TASK OBJECTIVE
Exclude all pictures, then copy each of the records exactly as written.

══════════════════════════════

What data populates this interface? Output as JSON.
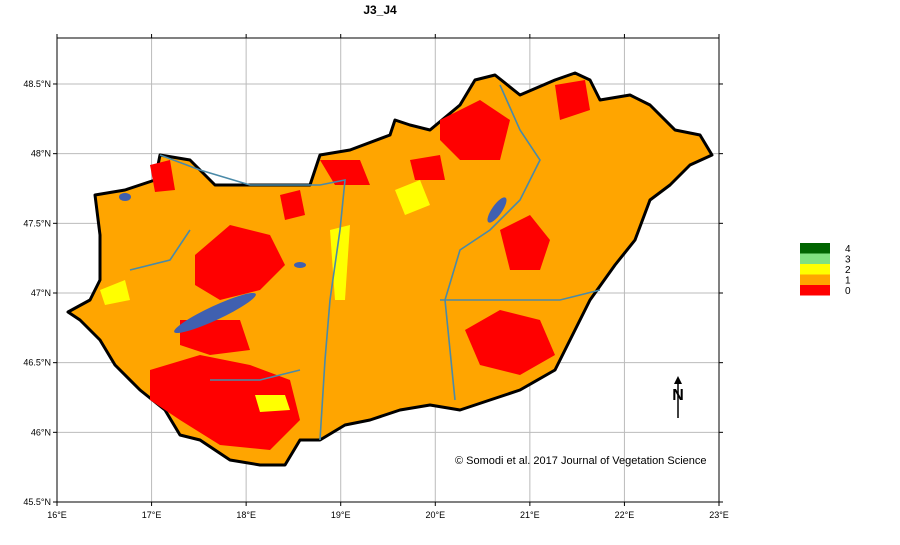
{
  "title": "J3_J4",
  "xticks": [
    {
      "value": 16,
      "label": "16°E"
    },
    {
      "value": 17,
      "label": "17°E"
    },
    {
      "value": 18,
      "label": "18°E"
    },
    {
      "value": 19,
      "label": "19°E"
    },
    {
      "value": 20,
      "label": "20°E"
    },
    {
      "value": 21,
      "label": "21°E"
    },
    {
      "value": 22,
      "label": "22°E"
    },
    {
      "value": 23,
      "label": "23°E"
    }
  ],
  "yticks": [
    {
      "value": 45.5,
      "label": "45.5°N"
    },
    {
      "value": 46,
      "label": "46°N"
    },
    {
      "value": 46.5,
      "label": "46.5°N"
    },
    {
      "value": 47,
      "label": "47°N"
    },
    {
      "value": 47.5,
      "label": "47.5°N"
    },
    {
      "value": 48,
      "label": "48°N"
    },
    {
      "value": 48.5,
      "label": "48.5°N"
    }
  ],
  "xlim": [
    16,
    23
  ],
  "ylim": [
    45.5,
    48.83
  ],
  "legend": [
    {
      "label": "4",
      "color": "#006400"
    },
    {
      "label": "3",
      "color": "#80e080"
    },
    {
      "label": "2",
      "color": "#ffff00"
    },
    {
      "label": "1",
      "color": "#ffa500"
    },
    {
      "label": "0",
      "color": "#ff0000"
    }
  ],
  "credit": "© Somodi et al. 2017 Journal of Vegetation Science",
  "north": "N"
}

══════════════════════════════

TASK OUTPUT
What data populates this interface? Output as JSON.
{
  "title": "J3_J4",
  "xticks": [
    {
      "value": 16,
      "label": "16°E"
    },
    {
      "value": 17,
      "label": "17°E"
    },
    {
      "value": 18,
      "label": "18°E"
    },
    {
      "value": 19,
      "label": "19°E"
    },
    {
      "value": 20,
      "label": "20°E"
    },
    {
      "value": 21,
      "label": "21°E"
    },
    {
      "value": 22,
      "label": "22°E"
    },
    {
      "value": 23,
      "label": "23°E"
    }
  ],
  "yticks": [
    {
      "value": 45.5,
      "label": "45.5°N"
    },
    {
      "value": 46,
      "label": "46°N"
    },
    {
      "value": 46.5,
      "label": "46.5°N"
    },
    {
      "value": 47,
      "label": "47°N"
    },
    {
      "value": 47.5,
      "label": "47.5°N"
    },
    {
      "value": 48,
      "label": "48°N"
    },
    {
      "value": 48.5,
      "label": "48.5°N"
    }
  ],
  "xlim": [
    16,
    23
  ],
  "ylim": [
    45.5,
    48.83
  ],
  "legend": [
    {
      "label": "4",
      "color": "#006400"
    },
    {
      "label": "3",
      "color": "#80e080"
    },
    {
      "label": "2",
      "color": "#ffff00"
    },
    {
      "label": "1",
      "color": "#ffa500"
    },
    {
      "label": "0",
      "color": "#ff0000"
    }
  ],
  "credit": "© Somodi et al. 2017 Journal of Vegetation Science",
  "north": "N"
}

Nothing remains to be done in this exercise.